Stated goal » Return every record verbatim.

— BEGIN Dataset records —

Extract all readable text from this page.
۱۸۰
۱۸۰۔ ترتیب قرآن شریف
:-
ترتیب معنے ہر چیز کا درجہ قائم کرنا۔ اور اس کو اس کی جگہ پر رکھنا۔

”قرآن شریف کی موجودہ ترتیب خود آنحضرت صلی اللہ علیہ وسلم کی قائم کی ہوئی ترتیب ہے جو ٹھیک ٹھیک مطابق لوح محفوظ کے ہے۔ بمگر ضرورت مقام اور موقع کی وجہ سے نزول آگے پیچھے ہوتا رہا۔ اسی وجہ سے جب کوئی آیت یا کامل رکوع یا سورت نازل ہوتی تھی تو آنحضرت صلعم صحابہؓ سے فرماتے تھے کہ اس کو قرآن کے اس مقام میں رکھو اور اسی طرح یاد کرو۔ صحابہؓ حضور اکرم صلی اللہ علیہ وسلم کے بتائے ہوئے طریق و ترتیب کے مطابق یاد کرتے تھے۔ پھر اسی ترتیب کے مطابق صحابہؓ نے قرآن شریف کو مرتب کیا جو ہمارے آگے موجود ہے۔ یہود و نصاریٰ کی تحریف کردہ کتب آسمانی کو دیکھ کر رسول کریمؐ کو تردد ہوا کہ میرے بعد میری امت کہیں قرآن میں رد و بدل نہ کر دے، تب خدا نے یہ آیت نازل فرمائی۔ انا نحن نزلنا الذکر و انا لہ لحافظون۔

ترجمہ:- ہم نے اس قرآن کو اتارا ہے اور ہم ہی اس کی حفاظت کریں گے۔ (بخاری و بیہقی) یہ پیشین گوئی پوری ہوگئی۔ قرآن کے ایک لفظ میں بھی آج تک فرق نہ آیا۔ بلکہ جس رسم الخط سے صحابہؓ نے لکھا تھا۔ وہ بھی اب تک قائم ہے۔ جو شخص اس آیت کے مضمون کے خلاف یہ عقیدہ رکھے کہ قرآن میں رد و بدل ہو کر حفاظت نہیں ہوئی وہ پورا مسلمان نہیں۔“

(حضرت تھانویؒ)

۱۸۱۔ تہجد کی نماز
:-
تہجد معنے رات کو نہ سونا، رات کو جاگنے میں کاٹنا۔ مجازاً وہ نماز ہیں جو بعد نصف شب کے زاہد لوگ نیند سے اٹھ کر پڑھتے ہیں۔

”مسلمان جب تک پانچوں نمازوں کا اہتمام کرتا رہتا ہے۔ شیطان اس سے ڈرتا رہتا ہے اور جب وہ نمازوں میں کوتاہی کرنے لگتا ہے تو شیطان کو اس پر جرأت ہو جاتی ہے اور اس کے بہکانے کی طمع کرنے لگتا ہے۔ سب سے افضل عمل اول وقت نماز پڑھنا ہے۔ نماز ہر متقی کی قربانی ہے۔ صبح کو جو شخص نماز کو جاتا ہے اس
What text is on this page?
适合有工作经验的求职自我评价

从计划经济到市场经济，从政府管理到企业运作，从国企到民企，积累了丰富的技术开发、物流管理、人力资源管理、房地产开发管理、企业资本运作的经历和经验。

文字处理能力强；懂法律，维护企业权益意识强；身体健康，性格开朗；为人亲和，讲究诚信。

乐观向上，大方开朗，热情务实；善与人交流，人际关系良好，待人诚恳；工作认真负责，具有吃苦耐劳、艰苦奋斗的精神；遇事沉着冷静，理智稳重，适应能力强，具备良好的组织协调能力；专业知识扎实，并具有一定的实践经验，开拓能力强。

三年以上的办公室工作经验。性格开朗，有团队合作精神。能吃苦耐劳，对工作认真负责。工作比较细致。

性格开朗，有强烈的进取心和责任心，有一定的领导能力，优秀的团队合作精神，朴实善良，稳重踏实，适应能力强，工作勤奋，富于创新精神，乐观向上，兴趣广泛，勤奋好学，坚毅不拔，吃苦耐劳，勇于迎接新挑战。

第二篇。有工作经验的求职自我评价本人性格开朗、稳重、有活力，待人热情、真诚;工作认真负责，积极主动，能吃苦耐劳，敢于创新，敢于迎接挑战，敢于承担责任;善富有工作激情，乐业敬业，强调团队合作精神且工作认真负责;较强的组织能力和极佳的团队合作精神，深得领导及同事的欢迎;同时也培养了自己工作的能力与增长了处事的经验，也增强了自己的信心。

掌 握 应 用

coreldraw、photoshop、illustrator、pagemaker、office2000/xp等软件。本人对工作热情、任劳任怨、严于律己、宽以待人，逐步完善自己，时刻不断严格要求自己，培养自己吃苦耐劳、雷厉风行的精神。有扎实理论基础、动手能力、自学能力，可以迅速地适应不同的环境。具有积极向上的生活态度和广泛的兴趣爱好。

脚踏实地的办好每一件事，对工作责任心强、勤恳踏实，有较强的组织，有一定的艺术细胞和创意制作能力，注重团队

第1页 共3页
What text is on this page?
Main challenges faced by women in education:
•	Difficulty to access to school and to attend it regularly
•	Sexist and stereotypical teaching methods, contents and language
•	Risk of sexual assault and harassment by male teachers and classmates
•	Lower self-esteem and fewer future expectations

— END Dataset records —

Output of the task »
Extract all readable text from this page.
۱۸۰
۱۸۰۔ ترتیب قرآن شریف
:-
ترتیب معنے ہر چیز کا درجہ قائم کرنا۔ اور اس کو اس کی جگہ پر رکھنا۔

”قرآن شریف کی موجودہ ترتیب خود آنحضرت صلی اللہ علیہ وسلم کی قائم کی ہوئی ترتیب ہے جو ٹھیک ٹھیک مطابق لوح محفوظ کے ہے۔ بمگر ضرورت مقام اور موقع کی وجہ سے نزول آگے پیچھے ہوتا رہا۔ اسی وجہ سے جب کوئی آیت یا کامل رکوع یا سورت نازل ہوتی تھی تو آنحضرت صلعم صحابہؓ سے فرماتے تھے کہ اس کو قرآن کے اس مقام میں رکھو اور اسی طرح یاد کرو۔ صحابہؓ حضور اکرم صلی اللہ علیہ وسلم کے بتائے ہوئے طریق و ترتیب کے مطابق یاد کرتے تھے۔ پھر اسی ترتیب کے مطابق صحابہؓ نے قرآن شریف کو مرتب کیا جو ہمارے آگے موجود ہے۔ یہود و نصاریٰ کی تحریف کردہ کتب آسمانی کو دیکھ کر رسول کریمؐ کو تردد ہوا کہ میرے بعد میری امت کہیں قرآن میں رد و بدل نہ کر دے، تب خدا نے یہ آیت نازل فرمائی۔ انا نحن نزلنا الذکر و انا لہ لحافظون۔

ترجمہ:- ہم نے اس قرآن کو اتارا ہے اور ہم ہی اس کی حفاظت کریں گے۔ (بخاری و بیہقی) یہ پیشین گوئی پوری ہوگئی۔ قرآن کے ایک لفظ میں بھی آج تک فرق نہ آیا۔ بلکہ جس رسم الخط سے صحابہؓ نے لکھا تھا۔ وہ بھی اب تک قائم ہے۔ جو شخص اس آیت کے مضمون کے خلاف یہ عقیدہ رکھے کہ قرآن میں رد و بدل ہو کر حفاظت نہیں ہوئی وہ پورا مسلمان نہیں۔“

(حضرت تھانویؒ)

۱۸۱۔ تہجد کی نماز
:-
تہجد معنے رات کو نہ سونا، رات کو جاگنے میں کاٹنا۔ مجازاً وہ نماز ہیں جو بعد نصف شب کے زاہد لوگ نیند سے اٹھ کر پڑھتے ہیں۔

”مسلمان جب تک پانچوں نمازوں کا اہتمام کرتا رہتا ہے۔ شیطان اس سے ڈرتا رہتا ہے اور جب وہ نمازوں میں کوتاہی کرنے لگتا ہے تو شیطان کو اس پر جرأت ہو جاتی ہے اور اس کے بہکانے کی طمع کرنے لگتا ہے۔ سب سے افضل عمل اول وقت نماز پڑھنا ہے۔ نماز ہر متقی کی قربانی ہے۔ صبح کو جو شخص نماز کو جاتا ہے اس
What text is on this page?
适合有工作经验的求职自我评价

从计划经济到市场经济，从政府管理到企业运作，从国企到民企，积累了丰富的技术开发、物流管理、人力资源管理、房地产开发管理、企业资本运作的经历和经验。

文字处理能力强；懂法律，维护企业权益意识强；身体健康，性格开朗；为人亲和，讲究诚信。

乐观向上，大方开朗，热情务实；善与人交流，人际关系良好，待人诚恳；工作认真负责，具有吃苦耐劳、艰苦奋斗的精神；遇事沉着冷静，理智稳重，适应能力强，具备良好的组织协调能力；专业知识扎实，并具有一定的实践经验，开拓能力强。

三年以上的办公室工作经验。性格开朗，有团队合作精神。能吃苦耐劳，对工作认真负责。工作比较细致。

性格开朗，有强烈的进取心和责任心，有一定的领导能力，优秀的团队合作精神，朴实善良，稳重踏实，适应能力强，工作勤奋，富于创新精神，乐观向上，兴趣广泛，勤奋好学，坚毅不拔，吃苦耐劳，勇于迎接新挑战。

第二篇。有工作经验的求职自我评价本人性格开朗、稳重、有活力，待人热情、真诚;工作认真负责，积极主动，能吃苦耐劳，敢于创新，敢于迎接挑战，敢于承担责任;善富有工作激情，乐业敬业，强调团队合作精神且工作认真负责;较强的组织能力和极佳的团队合作精神，深得领导及同事的欢迎;同时也培养了自己工作的能力与增长了处事的经验，也增强了自己的信心。

掌 握 应 用

coreldraw、photoshop、illustrator、pagemaker、office2000/xp等软件。本人对工作热情、任劳任怨、严于律己、宽以待人，逐步完善自己，时刻不断严格要求自己，培养自己吃苦耐劳、雷厉风行的精神。有扎实理论基础、动手能力、自学能力，可以迅速地适应不同的环境。具有积极向上的生活态度和广泛的兴趣爱好。

脚踏实地的办好每一件事，对工作责任心强、勤恳踏实，有较强的组织，有一定的艺术细胞和创意制作能力，注重团队

第1页 共3页
What text is on this page?
Main challenges faced by women in education:
•	Difficulty to access to school and to attend it regularly
•	Sexist and stereotypical teaching methods, contents and language
•	Risk of sexual assault and harassment by male teachers and classmates
•	Lower self-esteem and fewer future expectations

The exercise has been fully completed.